--- START OF Material supplied ---
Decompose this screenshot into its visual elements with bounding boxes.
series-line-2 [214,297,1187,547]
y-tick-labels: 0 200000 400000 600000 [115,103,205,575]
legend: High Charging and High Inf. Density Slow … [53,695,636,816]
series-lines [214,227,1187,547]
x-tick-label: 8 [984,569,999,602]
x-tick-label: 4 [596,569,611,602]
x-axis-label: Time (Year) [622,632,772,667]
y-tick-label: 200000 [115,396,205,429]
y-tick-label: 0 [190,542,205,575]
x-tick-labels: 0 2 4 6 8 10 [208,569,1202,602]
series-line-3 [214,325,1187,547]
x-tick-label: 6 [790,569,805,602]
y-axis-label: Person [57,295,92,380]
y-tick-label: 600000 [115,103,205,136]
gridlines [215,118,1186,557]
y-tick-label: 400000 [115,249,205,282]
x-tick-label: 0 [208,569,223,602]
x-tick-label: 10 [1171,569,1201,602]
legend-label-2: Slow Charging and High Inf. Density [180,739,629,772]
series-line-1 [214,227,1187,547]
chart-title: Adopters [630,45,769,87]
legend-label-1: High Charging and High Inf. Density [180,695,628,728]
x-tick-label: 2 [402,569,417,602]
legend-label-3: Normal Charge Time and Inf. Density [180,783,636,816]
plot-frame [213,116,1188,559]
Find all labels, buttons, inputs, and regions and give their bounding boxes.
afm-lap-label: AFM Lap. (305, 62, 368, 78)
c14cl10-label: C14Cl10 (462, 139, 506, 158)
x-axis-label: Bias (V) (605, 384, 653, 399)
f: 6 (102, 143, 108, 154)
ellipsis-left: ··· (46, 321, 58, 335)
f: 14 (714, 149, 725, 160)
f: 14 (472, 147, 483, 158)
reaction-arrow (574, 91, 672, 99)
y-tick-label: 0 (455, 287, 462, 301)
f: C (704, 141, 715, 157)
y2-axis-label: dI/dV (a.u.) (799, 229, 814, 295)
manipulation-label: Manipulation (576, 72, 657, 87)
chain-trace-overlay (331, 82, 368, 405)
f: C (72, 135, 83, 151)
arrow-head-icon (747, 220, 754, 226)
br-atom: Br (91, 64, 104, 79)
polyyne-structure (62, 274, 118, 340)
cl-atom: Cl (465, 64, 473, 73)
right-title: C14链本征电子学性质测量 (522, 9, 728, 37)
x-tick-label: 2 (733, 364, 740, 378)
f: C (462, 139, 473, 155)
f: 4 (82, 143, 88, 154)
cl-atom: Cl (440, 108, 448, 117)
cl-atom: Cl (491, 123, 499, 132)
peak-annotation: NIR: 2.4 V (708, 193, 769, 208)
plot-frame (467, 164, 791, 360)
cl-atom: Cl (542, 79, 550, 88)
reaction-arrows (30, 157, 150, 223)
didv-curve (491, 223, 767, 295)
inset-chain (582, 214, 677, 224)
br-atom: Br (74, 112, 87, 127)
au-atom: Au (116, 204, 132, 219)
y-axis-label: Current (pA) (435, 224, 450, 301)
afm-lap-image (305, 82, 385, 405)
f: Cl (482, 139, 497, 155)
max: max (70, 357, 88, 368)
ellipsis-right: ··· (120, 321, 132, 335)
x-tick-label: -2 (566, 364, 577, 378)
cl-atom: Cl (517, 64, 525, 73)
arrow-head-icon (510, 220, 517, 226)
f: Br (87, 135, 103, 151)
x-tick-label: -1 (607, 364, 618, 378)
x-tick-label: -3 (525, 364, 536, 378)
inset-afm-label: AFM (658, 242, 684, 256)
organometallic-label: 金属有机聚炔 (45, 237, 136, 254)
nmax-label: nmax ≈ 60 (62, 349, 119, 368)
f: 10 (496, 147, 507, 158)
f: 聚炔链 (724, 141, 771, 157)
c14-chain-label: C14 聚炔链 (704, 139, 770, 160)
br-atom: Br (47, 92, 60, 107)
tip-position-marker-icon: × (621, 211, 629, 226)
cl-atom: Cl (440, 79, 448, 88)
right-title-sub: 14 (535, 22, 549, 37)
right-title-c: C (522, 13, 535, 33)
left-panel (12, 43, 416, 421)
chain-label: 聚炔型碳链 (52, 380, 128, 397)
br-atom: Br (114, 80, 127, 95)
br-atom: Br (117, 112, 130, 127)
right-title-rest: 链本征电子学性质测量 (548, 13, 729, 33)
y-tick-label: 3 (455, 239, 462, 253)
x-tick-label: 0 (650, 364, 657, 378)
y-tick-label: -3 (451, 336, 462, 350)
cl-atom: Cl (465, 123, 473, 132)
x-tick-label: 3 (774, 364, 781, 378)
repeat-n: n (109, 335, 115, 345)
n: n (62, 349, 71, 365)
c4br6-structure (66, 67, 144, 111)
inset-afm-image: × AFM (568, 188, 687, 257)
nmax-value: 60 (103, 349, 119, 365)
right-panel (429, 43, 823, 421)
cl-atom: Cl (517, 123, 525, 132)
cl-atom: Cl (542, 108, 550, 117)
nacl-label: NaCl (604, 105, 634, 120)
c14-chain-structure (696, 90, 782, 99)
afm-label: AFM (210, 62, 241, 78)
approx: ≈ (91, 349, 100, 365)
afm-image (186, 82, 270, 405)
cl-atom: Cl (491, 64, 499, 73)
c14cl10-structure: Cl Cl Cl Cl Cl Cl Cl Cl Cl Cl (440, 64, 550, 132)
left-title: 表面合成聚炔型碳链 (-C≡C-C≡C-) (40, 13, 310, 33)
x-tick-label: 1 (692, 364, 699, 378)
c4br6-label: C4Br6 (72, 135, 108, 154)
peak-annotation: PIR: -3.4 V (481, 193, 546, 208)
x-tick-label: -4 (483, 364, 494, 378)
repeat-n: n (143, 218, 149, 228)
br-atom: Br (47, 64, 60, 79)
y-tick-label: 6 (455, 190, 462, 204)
--- END OF Material supplied ---
--- START OF Material supplied ---
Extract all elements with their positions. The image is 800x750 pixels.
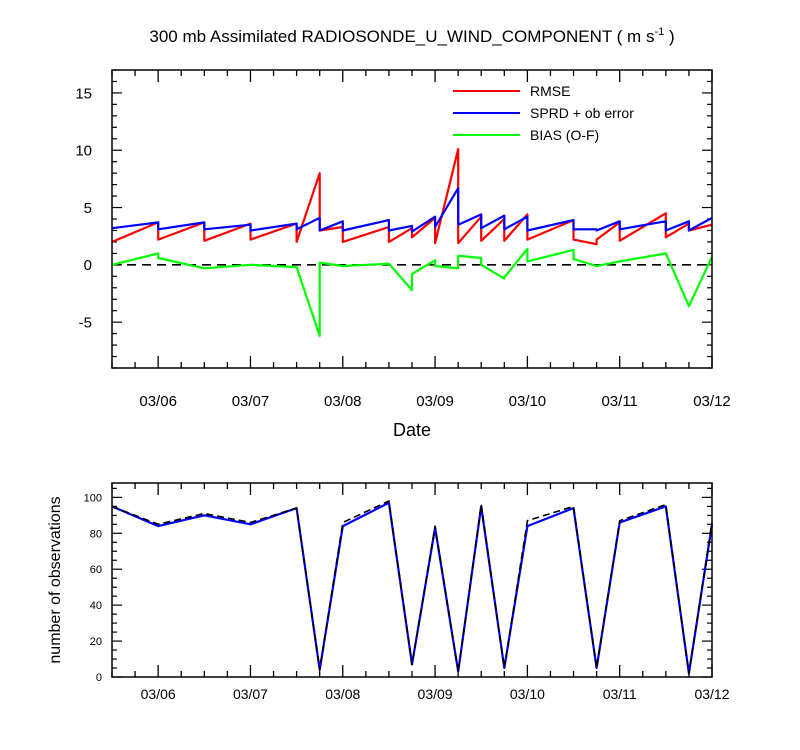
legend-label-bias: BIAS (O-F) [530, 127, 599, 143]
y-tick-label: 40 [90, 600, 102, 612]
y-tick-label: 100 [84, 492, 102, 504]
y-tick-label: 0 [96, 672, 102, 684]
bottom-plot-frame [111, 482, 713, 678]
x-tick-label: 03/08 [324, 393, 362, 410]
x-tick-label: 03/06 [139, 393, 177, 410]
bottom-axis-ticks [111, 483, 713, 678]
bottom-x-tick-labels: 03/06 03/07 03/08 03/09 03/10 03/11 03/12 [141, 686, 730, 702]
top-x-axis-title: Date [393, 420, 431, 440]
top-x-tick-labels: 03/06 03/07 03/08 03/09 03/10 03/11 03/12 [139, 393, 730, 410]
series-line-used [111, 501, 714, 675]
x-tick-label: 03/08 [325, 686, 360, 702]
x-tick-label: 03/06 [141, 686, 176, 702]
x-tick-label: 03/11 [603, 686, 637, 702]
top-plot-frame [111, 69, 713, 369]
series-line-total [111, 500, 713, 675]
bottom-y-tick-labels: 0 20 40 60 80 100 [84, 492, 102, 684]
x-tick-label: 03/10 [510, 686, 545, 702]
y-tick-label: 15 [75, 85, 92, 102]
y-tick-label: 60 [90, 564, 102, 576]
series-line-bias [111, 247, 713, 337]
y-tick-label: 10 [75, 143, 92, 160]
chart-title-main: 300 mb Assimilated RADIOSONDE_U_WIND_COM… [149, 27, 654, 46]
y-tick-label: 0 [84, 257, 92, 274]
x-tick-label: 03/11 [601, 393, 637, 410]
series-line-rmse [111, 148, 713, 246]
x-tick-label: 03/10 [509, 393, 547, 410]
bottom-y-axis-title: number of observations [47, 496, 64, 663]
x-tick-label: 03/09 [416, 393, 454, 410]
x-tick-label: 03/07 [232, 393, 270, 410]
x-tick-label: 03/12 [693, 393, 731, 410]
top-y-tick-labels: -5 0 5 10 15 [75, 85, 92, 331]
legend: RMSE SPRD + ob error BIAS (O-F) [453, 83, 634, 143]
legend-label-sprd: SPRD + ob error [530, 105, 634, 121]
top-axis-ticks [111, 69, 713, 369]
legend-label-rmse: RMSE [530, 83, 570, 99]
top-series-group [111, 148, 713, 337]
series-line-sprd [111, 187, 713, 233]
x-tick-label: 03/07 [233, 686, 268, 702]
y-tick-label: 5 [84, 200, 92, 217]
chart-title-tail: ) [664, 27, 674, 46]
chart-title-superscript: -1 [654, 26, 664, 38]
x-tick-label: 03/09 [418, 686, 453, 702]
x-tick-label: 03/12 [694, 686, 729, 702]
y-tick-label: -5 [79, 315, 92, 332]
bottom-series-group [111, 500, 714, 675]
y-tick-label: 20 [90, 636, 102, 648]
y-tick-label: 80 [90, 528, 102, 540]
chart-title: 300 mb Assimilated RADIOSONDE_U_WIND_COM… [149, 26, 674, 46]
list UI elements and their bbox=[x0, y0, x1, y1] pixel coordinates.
--- END OF Material supplied ---
# [Task prompt]
Reproduce the rows from the line with "Decompose this screenshot" up to and including the line with "y-axis-label: Person [57,295,92,380]", substituting "Elapsed Time (Years)" for "Time (Year)" and leaving everything else unchanged.

# [Task output]
Decompose this screenshot into its visual elements with bounding boxes.
series-line-2 [214,297,1187,547]
y-tick-labels: 0 200000 400000 600000 [115,103,205,575]
legend: High Charging and High Inf. Density Slow … [53,695,636,816]
series-lines [214,227,1187,547]
x-tick-label: 8 [984,569,999,602]
x-tick-label: 4 [596,569,611,602]
x-axis-label: Elapsed Time (Years) [622,632,772,667]
y-tick-label: 200000 [115,396,205,429]
y-tick-label: 0 [190,542,205,575]
x-tick-labels: 0 2 4 6 8 10 [208,569,1202,602]
series-line-3 [214,325,1187,547]
x-tick-label: 6 [790,569,805,602]
y-axis-label: Person [57,295,92,380]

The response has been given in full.